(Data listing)
'''

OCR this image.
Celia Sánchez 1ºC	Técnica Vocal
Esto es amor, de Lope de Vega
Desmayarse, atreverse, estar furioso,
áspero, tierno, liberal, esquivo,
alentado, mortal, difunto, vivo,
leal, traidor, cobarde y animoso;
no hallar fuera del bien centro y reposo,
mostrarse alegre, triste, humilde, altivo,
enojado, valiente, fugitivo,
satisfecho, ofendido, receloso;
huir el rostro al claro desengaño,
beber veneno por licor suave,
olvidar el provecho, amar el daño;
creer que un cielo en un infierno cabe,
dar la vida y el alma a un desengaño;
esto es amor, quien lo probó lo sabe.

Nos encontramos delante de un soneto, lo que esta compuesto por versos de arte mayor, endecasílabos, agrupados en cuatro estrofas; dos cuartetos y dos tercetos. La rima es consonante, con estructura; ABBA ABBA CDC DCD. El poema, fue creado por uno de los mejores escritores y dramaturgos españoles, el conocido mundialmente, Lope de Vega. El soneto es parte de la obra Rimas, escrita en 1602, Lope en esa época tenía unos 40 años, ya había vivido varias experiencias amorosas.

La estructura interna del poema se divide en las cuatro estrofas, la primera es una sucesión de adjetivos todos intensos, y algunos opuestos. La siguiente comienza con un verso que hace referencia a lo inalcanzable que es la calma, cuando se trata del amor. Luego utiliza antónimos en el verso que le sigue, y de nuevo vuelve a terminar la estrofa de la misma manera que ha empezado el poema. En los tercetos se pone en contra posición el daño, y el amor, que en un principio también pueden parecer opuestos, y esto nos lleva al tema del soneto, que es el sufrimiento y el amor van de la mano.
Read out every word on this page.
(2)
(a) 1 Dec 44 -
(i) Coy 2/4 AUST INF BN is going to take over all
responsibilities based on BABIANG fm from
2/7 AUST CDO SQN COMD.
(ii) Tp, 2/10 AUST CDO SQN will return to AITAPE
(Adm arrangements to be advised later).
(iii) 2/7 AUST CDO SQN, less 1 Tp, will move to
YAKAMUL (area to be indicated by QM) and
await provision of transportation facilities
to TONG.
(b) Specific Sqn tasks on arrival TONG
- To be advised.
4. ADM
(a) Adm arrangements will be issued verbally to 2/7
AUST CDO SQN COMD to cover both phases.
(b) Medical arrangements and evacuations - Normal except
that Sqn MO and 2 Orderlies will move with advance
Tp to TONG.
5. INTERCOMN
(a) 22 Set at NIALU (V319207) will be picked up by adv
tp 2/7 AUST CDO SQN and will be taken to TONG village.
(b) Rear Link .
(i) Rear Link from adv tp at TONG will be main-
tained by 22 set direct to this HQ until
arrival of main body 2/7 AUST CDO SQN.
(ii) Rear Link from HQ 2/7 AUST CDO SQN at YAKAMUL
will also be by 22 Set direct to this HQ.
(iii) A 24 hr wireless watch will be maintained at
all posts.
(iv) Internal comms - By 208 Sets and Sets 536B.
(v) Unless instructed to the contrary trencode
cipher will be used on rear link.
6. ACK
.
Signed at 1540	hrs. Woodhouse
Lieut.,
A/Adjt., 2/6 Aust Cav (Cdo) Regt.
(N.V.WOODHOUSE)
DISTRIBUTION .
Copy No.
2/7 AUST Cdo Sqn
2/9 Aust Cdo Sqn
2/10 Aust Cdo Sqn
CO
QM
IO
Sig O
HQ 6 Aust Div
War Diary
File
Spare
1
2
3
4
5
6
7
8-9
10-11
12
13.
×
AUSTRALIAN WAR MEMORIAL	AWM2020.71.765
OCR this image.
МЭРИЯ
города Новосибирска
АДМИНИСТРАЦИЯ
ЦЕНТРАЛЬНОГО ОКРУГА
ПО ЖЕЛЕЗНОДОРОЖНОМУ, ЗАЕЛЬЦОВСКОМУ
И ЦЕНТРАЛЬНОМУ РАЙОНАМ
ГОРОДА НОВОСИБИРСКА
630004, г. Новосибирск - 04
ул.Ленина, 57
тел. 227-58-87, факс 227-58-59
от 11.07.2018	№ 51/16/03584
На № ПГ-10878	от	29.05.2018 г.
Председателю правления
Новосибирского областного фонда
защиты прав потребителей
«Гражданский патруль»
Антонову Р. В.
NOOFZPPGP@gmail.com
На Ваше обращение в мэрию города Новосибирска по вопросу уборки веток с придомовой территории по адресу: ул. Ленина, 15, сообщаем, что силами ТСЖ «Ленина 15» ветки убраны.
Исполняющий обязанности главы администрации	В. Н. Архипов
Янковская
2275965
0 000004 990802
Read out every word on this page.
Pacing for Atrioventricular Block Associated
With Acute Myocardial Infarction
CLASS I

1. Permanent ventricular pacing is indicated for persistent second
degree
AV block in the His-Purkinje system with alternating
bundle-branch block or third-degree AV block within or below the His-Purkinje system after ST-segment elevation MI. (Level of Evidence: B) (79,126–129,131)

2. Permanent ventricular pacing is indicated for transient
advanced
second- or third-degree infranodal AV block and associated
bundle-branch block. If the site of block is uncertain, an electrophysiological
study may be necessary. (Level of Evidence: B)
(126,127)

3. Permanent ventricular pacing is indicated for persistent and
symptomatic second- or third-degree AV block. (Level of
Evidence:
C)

'''

- The exercise -
Transcribe the entire listing above precisely.

- Result -
OCR this image.
Celia Sánchez 1ºC	Técnica Vocal
Esto es amor, de Lope de Vega
Desmayarse, atreverse, estar furioso,
áspero, tierno, liberal, esquivo,
alentado, mortal, difunto, vivo,
leal, traidor, cobarde y animoso;
no hallar fuera del bien centro y reposo,
mostrarse alegre, triste, humilde, altivo,
enojado, valiente, fugitivo,
satisfecho, ofendido, receloso;
huir el rostro al claro desengaño,
beber veneno por licor suave,
olvidar el provecho, amar el daño;
creer que un cielo en un infierno cabe,
dar la vida y el alma a un desengaño;
esto es amor, quien lo probó lo sabe.

Nos encontramos delante de un soneto, lo que esta compuesto por versos de arte mayor, endecasílabos, agrupados en cuatro estrofas; dos cuartetos y dos tercetos. La rima es consonante, con estructura; ABBA ABBA CDC DCD. El poema, fue creado por uno de los mejores escritores y dramaturgos españoles, el conocido mundialmente, Lope de Vega. El soneto es parte de la obra Rimas, escrita en 1602, Lope en esa época tenía unos 40 años, ya había vivido varias experiencias amorosas.

La estructura interna del poema se divide en las cuatro estrofas, la primera es una sucesión de adjetivos todos intensos, y algunos opuestos. La siguiente comienza con un verso que hace referencia a lo inalcanzable que es la calma, cuando se trata del amor. Luego utiliza antónimos en el verso que le sigue, y de nuevo vuelve a terminar la estrofa de la misma manera que ha empezado el poema. En los tercetos se pone en contra posición el daño, y el amor, que en un principio también pueden parecer opuestos, y esto nos lleva al tema del soneto, que es el sufrimiento y el amor van de la mano.
Read out every word on this page.
(2)
(a) 1 Dec 44 -
(i) Coy 2/4 AUST INF BN is going to take over all
responsibilities based on BABIANG fm from
2/7 AUST CDO SQN COMD.
(ii) Tp, 2/10 AUST CDO SQN will return to AITAPE
(Adm arrangements to be advised later).
(iii) 2/7 AUST CDO SQN, less 1 Tp, will move to
YAKAMUL (area to be indicated by QM) and
await provision of transportation facilities
to TONG.
(b) Specific Sqn tasks on arrival TONG
- To be advised.
4. ADM
(a) Adm arrangements will be issued verbally to 2/7
AUST CDO SQN COMD to cover both phases.
(b) Medical arrangements and evacuations - Normal except
that Sqn MO and 2 Orderlies will move with advance
Tp to TONG.
5. INTERCOMN
(a) 22 Set at NIALU (V319207) will be picked up by adv
tp 2/7 AUST CDO SQN and will be taken to TONG village.
(b) Rear Link .
(i) Rear Link from adv tp at TONG will be main-
tained by 22 set direct to this HQ until
arrival of main body 2/7 AUST CDO SQN.
(ii) Rear Link from HQ 2/7 AUST CDO SQN at YAKAMUL
will also be by 22 Set direct to this HQ.
(iii) A 24 hr wireless watch will be maintained at
all posts.
(iv) Internal comms - By 208 Sets and Sets 536B.
(v) Unless instructed to the contrary trencode
cipher will be used on rear link.
6. ACK
.
Signed at 1540	hrs. Woodhouse
Lieut.,
A/Adjt., 2/6 Aust Cav (Cdo) Regt.
(N.V.WOODHOUSE)
DISTRIBUTION .
Copy No.
2/7 AUST Cdo Sqn
2/9 Aust Cdo Sqn
2/10 Aust Cdo Sqn
CO
QM
IO
Sig O
HQ 6 Aust Div
War Diary
File
Spare
1
2
3
4
5
6
7
8-9
10-11
12
13.
×
AUSTRALIAN WAR MEMORIAL	AWM2020.71.765
OCR this image.
МЭРИЯ
города Новосибирска
АДМИНИСТРАЦИЯ
ЦЕНТРАЛЬНОГО ОКРУГА
ПО ЖЕЛЕЗНОДОРОЖНОМУ, ЗАЕЛЬЦОВСКОМУ
И ЦЕНТРАЛЬНОМУ РАЙОНАМ
ГОРОДА НОВОСИБИРСКА
630004, г. Новосибирск - 04
ул.Ленина, 57
тел. 227-58-87, факс 227-58-59
от 11.07.2018	№ 51/16/03584
На № ПГ-10878	от	29.05.2018 г.
Председателю правления
Новосибирского областного фонда
защиты прав потребителей
«Гражданский патруль»
Антонову Р. В.
NOOFZPPGP@gmail.com
На Ваше обращение в мэрию города Новосибирска по вопросу уборки веток с придомовой территории по адресу: ул. Ленина, 15, сообщаем, что силами ТСЖ «Ленина 15» ветки убраны.
Исполняющий обязанности главы администрации	В. Н. Архипов
Янковская
2275965
0 000004 990802
Read out every word on this page.
Pacing for Atrioventricular Block Associated
With Acute Myocardial Infarction
CLASS I

1. Permanent ventricular pacing is indicated for persistent second
degree
AV block in the His-Purkinje system with alternating
bundle-branch block or third-degree AV block within or below the His-Purkinje system after ST-segment elevation MI. (Level of Evidence: B) (79,126–129,131)

2. Permanent ventricular pacing is indicated for transient
advanced
second- or third-degree infranodal AV block and associated
bundle-branch block. If the site of block is uncertain, an electrophysiological
study may be necessary. (Level of Evidence: B)
(126,127)

3. Permanent ventricular pacing is indicated for persistent and
symptomatic second- or third-degree AV block. (Level of
Evidence:
C)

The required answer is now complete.